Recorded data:
--- start ---
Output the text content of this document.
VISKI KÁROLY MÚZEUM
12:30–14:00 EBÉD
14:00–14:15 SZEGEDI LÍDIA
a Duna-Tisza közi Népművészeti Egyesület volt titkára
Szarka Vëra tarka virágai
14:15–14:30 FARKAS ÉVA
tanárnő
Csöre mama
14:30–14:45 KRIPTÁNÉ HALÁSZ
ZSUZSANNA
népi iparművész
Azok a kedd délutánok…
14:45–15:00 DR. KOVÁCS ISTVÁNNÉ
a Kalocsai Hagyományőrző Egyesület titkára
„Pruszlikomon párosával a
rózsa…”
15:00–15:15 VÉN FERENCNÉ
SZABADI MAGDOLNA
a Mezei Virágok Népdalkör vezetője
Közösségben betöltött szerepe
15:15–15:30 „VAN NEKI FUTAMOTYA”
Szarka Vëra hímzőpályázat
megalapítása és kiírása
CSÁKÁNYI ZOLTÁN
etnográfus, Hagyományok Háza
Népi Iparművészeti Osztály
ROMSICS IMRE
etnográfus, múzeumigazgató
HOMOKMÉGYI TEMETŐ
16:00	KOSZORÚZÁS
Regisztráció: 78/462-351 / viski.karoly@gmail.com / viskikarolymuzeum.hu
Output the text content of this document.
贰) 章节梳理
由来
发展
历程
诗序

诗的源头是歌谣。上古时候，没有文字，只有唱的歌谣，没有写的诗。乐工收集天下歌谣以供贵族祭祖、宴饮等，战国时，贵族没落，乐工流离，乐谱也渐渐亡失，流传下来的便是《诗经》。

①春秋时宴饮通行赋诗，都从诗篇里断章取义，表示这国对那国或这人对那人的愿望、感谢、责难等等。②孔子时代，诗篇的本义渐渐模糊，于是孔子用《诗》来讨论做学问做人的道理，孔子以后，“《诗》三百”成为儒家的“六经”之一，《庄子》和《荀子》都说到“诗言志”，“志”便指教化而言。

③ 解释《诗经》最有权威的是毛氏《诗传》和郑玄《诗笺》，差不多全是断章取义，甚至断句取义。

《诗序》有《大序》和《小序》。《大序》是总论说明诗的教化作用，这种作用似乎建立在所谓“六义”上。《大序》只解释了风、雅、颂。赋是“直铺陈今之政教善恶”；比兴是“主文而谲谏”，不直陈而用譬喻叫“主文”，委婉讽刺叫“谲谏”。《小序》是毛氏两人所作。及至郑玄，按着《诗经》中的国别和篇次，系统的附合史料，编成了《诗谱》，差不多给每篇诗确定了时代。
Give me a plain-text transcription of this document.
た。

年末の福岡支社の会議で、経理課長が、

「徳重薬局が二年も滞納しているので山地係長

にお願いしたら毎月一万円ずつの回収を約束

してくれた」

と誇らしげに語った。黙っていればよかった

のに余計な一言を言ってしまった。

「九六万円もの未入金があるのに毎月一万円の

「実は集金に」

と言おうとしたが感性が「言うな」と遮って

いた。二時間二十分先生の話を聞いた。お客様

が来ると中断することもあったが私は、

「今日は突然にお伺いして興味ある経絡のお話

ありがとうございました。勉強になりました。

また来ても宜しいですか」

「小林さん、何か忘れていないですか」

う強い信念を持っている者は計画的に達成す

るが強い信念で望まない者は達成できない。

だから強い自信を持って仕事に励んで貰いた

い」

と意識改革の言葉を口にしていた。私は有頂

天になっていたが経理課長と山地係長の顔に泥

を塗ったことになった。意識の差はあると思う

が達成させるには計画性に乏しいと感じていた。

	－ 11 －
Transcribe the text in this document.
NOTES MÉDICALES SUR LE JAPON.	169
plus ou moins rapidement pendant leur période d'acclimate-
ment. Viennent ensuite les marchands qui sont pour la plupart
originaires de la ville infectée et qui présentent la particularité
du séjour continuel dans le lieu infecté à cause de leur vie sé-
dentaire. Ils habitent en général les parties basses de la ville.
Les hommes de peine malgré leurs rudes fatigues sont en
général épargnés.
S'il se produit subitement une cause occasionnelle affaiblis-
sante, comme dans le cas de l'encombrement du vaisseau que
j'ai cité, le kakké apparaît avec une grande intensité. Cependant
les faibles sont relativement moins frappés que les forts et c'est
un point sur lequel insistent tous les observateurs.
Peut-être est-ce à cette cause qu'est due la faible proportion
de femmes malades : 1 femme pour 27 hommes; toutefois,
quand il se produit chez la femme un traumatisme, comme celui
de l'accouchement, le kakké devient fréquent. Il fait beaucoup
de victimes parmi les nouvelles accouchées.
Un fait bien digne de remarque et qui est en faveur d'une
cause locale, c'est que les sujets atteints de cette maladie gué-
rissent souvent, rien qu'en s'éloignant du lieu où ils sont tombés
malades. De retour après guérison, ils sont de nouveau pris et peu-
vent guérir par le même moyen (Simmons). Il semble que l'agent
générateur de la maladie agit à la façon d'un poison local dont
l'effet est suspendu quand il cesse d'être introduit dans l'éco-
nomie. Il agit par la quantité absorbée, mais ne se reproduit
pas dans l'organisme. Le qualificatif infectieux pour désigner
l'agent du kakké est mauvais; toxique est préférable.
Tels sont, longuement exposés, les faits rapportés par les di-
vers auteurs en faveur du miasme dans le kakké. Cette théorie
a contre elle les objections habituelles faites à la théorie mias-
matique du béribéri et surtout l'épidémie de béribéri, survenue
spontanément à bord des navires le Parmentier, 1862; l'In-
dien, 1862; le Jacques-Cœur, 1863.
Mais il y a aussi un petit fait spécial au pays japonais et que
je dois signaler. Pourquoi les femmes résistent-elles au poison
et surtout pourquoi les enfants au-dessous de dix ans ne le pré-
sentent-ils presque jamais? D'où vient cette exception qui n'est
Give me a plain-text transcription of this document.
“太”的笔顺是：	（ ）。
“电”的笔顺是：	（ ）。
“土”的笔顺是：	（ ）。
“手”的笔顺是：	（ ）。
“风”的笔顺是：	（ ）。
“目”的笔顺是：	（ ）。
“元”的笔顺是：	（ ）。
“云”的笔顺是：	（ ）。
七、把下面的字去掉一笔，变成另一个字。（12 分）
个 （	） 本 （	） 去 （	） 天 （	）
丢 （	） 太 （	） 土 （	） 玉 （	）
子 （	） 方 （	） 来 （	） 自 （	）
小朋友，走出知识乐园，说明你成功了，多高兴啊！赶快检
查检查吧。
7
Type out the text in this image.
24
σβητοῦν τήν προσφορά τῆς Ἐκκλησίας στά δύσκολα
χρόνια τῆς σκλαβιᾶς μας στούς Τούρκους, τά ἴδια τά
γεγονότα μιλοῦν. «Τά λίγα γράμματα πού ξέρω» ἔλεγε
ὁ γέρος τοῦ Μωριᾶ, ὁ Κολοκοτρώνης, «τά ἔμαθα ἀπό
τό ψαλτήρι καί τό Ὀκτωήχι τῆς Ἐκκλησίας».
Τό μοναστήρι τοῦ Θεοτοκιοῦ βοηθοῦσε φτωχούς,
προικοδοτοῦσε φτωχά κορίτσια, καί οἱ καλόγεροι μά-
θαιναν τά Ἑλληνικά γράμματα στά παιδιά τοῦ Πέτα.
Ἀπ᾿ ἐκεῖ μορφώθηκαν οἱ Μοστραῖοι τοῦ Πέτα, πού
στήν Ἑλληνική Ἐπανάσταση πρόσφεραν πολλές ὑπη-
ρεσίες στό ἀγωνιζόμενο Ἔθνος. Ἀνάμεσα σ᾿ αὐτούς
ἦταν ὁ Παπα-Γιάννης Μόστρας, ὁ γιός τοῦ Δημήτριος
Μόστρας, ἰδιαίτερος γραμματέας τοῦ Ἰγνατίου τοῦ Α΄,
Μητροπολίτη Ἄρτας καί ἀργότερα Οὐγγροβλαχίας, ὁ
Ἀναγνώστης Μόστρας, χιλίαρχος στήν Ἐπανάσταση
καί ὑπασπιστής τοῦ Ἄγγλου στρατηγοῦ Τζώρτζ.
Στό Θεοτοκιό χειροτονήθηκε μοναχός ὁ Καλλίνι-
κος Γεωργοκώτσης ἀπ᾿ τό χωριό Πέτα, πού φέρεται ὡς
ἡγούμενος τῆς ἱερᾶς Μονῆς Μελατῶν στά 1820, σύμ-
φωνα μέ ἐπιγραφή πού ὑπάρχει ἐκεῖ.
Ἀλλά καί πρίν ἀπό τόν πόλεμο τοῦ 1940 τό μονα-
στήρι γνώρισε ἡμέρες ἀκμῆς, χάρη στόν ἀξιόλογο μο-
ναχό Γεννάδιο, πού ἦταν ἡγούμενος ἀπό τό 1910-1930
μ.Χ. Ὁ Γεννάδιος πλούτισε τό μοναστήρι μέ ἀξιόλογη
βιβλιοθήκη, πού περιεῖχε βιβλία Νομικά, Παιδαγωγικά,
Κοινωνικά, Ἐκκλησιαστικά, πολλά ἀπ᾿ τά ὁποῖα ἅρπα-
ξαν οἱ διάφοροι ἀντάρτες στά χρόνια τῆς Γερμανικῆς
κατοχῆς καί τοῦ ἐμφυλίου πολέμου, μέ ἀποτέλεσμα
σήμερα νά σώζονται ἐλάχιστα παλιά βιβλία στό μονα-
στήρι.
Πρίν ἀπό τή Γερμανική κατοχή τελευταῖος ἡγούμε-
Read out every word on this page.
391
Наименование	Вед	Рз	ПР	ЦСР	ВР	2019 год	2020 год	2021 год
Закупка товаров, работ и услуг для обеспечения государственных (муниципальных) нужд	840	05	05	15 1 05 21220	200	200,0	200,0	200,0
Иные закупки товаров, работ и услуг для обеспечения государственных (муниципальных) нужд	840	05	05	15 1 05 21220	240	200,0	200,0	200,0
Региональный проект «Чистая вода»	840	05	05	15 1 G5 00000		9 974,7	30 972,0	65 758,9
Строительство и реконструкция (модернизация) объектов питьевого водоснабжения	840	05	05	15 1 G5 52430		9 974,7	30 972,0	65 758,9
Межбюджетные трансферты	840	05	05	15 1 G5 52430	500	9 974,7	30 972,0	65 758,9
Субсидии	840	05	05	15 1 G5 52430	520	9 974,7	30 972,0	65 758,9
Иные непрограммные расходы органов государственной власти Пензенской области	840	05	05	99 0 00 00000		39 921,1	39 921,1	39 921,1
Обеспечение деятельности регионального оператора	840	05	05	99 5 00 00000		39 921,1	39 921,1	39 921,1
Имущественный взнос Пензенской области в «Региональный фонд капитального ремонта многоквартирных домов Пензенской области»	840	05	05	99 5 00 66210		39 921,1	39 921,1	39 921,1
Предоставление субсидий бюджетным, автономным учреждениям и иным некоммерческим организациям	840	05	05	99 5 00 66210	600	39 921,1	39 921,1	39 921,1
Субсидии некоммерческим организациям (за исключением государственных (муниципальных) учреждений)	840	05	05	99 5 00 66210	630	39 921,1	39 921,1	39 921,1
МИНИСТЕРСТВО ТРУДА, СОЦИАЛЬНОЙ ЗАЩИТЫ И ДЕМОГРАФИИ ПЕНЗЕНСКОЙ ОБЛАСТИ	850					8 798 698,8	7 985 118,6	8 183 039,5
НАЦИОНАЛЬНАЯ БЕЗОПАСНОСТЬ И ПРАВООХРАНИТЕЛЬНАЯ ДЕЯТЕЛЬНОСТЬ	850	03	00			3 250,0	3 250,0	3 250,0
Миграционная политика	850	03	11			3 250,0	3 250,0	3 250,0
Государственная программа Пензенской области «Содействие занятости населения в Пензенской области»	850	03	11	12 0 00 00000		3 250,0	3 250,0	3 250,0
--- end ---
REQUIRED TASK:
Find every line that holds "Иные" and copy it.

ANSWER:
Иные закупки товаров, работ и услуг для обеспечения государственных (муниципальных) нужд	840	05	05	15 1 05 21220	240	200,0	200,0	200,0
Иные непрограммные расходы органов государственной власти Пензенской области	840	05	05	99 0 00 00000		39 921,1	39 921,1	39 921,1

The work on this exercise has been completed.